• **Exercise**: Make an exact copy of all the entries, with the pictures left out.

• **Exercise material**:
--- --- ---

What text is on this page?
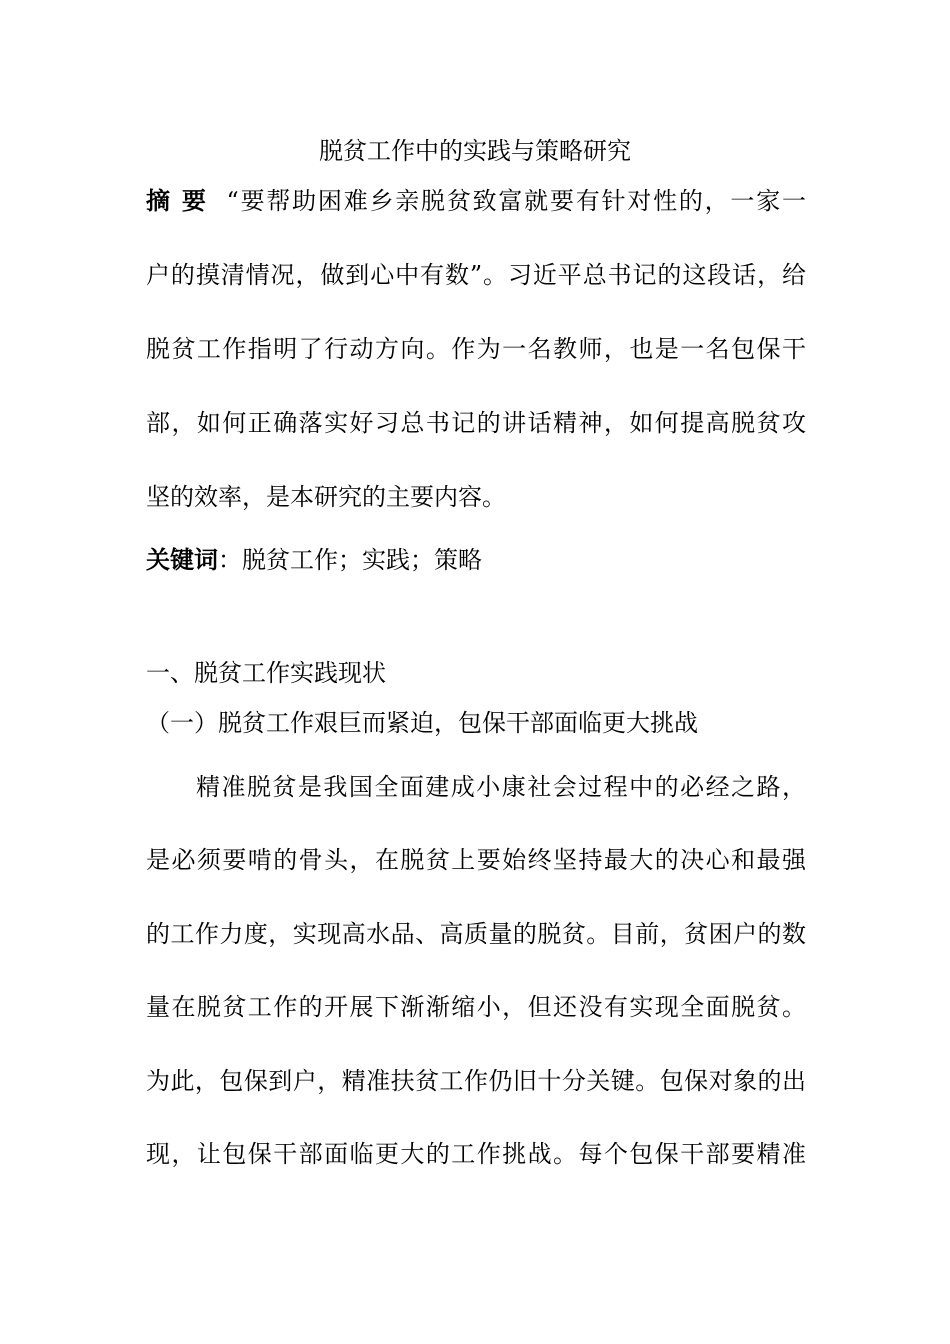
脱贫工作中的实践与策略研究
摘 要 “要帮助困难乡亲脱贫致富就要有针对性的，一家一
户的摸清情况，做到心中有数”。习近平总书记的这段话，给
脱贫工作指明了行动方向。作为一名教师，也是一名包保干
部，如何正确落实好习总书记的讲话精神，如何提高脱贫攻
坚的效率，是本研究的主要内容。
关键词：脱贫工作；实践；策略
一、脱贫工作实践现状
（一）脱贫工作艰巨而紧迫，包保干部面临更大挑战
精准脱贫是我国全面建成小康社会过程中的必经之路，
是必须要啃的骨头，在脱贫上要始终坚持最大的决心和最强
的工作力度，实现高水品、高质量的脱贫。目前，贫困户的数
量在脱贫工作的开展下渐渐缩小，但还没有实现全面脱贫。
为此，包保到户，精准扶贫工作仍旧十分关键。包保对象的出
现，让包保干部面临更大的工作挑战。每个包保干部要精准
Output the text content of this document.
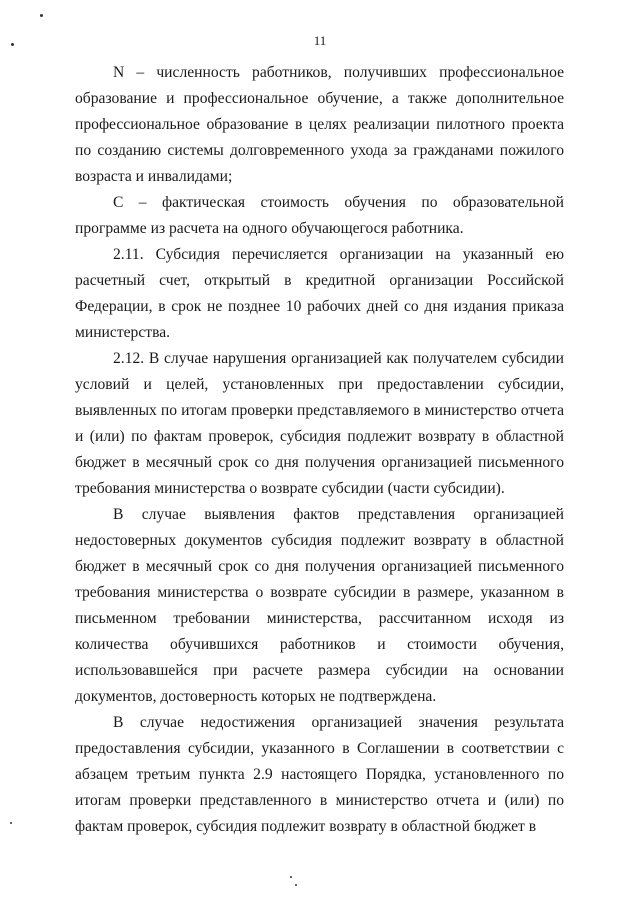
11

N – численность работников, получивших профессиональное образование и профессиональное обучение, а также дополнительное профессиональное образование в целях реализации пилотного проекта по созданию системы долговременного ухода за гражданами пожилого возраста и инвалидами;

C – фактическая стоимость обучения по образовательной программе из расчета на одного обучающегося работника.

2.11. Субсидия перечисляется организации на указанный ею расчетный счет, открытый в кредитной организации Российской Федерации, в срок не позднее 10 рабочих дней со дня издания приказа министерства.

2.12. В случае нарушения организацией как получателем субсидии условий и целей, установленных при предоставлении субсидии, выявленных по итогам проверки представляемого в министерство отчета и (или) по фактам проверок, субсидия подлежит возврату в областной бюджет в месячный срок со дня получения организацией письменного требования министерства о возврате субсидии (части субсидии).

В случае выявления фактов представления организацией недостоверных документов субсидия подлежит возврату в областной бюджет в месячный срок со дня получения организацией письменного требования министерства о возврате субсидии в размере, указанном в письменном требовании министерства, рассчитанном исходя из количества обучившихся работников и стоимости обучения, использовавшейся при расчете размера субсидии на основании документов, достоверность которых не подтверждена.

В случае недостижения организацией значения результата предоставления субсидии, указанного в Соглашении в соответствии с абзацем третьим пункта 2.9 настоящего Порядка, установленного по итогам проверки представленного в министерство отчета и (или) по фактам проверок, субсидия подлежит возврату в областной бюджет в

--- --- ---

• **Solution to this task**:
What text is on this page?
脱贫工作中的实践与策略研究
摘 要 “要帮助困难乡亲脱贫致富就要有针对性的，一家一
户的摸清情况，做到心中有数”。习近平总书记的这段话，给
脱贫工作指明了行动方向。作为一名教师，也是一名包保干
部，如何正确落实好习总书记的讲话精神，如何提高脱贫攻
坚的效率，是本研究的主要内容。
关键词：脱贫工作；实践；策略
一、脱贫工作实践现状
（一）脱贫工作艰巨而紧迫，包保干部面临更大挑战
精准脱贫是我国全面建成小康社会过程中的必经之路，
是必须要啃的骨头，在脱贫上要始终坚持最大的决心和最强
的工作力度，实现高水品、高质量的脱贫。目前，贫困户的数
量在脱贫工作的开展下渐渐缩小，但还没有实现全面脱贫。
为此，包保到户，精准扶贫工作仍旧十分关键。包保对象的出
现，让包保干部面临更大的工作挑战。每个包保干部要精准
Output the text content of this document.
11

N – численность работников, получивших профессиональное образование и профессиональное обучение, а также дополнительное профессиональное образование в целях реализации пилотного проекта по созданию системы долговременного ухода за гражданами пожилого возраста и инвалидами;

C – фактическая стоимость обучения по образовательной программе из расчета на одного обучающегося работника.

2.11. Субсидия перечисляется организации на указанный ею расчетный счет, открытый в кредитной организации Российской Федерации, в срок не позднее 10 рабочих дней со дня издания приказа министерства.

2.12. В случае нарушения организацией как получателем субсидии условий и целей, установленных при предоставлении субсидии, выявленных по итогам проверки представляемого в министерство отчета и (или) по фактам проверок, субсидия подлежит возврату в областной бюджет в месячный срок со дня получения организацией письменного требования министерства о возврате субсидии (части субсидии).

В случае выявления фактов представления организацией недостоверных документов субсидия подлежит возврату в областной бюджет в месячный срок со дня получения организацией письменного требования министерства о возврате субсидии в размере, указанном в письменном требовании министерства, рассчитанном исходя из количества обучившихся работников и стоимости обучения, использовавшейся при расчете размера субсидии на основании документов, достоверность которых не подтверждена.

В случае недостижения организацией значения результата предоставления субсидии, указанного в Соглашении в соответствии с абзацем третьим пункта 2.9 настоящего Порядка, установленного по итогам проверки представленного в министерство отчета и (или) по фактам проверок, субсидия подлежит возврату в областной бюджет в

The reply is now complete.